[Source data]

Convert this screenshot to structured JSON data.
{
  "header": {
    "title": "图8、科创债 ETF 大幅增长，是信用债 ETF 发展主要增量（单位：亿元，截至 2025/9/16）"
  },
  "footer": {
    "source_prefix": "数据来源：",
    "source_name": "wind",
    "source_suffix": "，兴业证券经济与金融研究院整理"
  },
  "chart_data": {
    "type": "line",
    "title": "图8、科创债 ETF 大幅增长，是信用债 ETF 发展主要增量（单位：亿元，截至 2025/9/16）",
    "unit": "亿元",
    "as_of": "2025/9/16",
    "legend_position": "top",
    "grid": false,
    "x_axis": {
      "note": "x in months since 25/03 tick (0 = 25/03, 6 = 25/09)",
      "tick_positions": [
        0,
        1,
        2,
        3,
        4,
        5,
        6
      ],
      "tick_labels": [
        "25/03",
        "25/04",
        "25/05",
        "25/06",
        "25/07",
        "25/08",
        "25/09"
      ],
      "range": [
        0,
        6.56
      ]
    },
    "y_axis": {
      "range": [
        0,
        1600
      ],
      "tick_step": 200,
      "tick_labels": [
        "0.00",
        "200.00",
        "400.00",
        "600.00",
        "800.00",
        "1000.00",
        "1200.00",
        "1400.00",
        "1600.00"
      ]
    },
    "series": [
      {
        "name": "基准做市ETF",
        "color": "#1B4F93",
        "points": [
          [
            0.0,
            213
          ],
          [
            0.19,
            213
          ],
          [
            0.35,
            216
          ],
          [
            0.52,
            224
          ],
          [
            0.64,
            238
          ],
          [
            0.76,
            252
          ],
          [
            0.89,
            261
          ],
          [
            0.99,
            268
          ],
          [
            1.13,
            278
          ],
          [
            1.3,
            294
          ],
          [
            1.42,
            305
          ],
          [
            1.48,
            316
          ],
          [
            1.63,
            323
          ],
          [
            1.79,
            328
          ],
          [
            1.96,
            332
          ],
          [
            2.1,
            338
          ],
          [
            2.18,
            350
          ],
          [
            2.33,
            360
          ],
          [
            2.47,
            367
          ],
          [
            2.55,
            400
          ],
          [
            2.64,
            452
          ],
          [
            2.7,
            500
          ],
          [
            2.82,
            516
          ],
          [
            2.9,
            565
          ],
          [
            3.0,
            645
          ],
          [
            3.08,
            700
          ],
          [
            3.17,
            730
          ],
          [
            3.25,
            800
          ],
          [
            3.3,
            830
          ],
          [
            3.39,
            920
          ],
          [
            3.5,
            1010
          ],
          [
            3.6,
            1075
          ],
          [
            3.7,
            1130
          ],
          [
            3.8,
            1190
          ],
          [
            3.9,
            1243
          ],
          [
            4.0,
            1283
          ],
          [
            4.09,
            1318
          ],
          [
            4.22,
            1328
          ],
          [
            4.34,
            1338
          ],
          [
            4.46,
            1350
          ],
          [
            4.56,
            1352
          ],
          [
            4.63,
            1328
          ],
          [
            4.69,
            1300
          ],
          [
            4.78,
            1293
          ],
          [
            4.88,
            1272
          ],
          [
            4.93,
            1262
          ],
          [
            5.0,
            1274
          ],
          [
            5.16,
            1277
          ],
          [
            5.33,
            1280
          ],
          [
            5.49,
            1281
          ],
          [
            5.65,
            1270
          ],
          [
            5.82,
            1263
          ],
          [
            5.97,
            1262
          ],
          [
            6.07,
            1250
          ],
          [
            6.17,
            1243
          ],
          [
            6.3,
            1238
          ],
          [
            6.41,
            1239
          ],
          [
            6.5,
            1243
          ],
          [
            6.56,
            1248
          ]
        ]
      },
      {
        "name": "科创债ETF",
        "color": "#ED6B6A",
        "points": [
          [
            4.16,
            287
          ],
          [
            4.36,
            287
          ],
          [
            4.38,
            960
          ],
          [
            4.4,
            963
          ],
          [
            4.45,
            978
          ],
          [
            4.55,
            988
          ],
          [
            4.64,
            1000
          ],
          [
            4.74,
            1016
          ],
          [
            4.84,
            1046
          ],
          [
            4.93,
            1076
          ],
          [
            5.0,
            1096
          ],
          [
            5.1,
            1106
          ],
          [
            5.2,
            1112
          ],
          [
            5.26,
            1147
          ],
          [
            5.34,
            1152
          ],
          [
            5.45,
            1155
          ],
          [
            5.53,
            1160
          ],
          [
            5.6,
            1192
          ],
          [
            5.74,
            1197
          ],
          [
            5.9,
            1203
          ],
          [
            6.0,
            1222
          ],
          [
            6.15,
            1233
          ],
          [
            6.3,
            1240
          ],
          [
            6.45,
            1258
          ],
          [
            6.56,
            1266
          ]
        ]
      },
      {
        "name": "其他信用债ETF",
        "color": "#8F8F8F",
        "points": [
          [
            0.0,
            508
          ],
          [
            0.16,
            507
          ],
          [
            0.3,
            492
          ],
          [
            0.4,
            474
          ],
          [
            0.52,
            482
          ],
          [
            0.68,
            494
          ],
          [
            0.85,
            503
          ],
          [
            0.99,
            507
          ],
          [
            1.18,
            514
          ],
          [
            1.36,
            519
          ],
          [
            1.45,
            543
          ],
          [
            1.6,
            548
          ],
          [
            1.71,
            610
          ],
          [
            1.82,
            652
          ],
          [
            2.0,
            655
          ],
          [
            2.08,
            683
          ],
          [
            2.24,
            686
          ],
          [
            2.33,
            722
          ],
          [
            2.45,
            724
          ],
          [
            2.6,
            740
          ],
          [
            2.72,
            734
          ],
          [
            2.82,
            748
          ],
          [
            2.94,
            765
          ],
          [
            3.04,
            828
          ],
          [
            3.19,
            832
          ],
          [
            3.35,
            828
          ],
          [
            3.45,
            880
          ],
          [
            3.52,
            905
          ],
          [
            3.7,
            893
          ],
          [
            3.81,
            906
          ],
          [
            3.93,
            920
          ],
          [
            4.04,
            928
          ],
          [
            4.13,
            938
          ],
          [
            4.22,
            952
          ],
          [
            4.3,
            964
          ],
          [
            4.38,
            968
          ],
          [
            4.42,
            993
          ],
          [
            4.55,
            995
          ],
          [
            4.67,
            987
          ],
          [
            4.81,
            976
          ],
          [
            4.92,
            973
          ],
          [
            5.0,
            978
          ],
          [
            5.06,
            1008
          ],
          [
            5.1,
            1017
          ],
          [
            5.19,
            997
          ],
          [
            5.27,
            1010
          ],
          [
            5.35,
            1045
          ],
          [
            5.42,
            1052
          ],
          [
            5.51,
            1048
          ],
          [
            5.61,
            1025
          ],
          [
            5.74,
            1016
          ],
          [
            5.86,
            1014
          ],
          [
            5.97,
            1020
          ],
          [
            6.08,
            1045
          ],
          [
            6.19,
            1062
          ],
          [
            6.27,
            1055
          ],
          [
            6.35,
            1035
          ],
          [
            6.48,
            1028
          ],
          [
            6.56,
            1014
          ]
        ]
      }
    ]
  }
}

» YOUR TASK
Give only the number of lines that include the word "color".

» SOLUTION TO THIS EXERCISE
3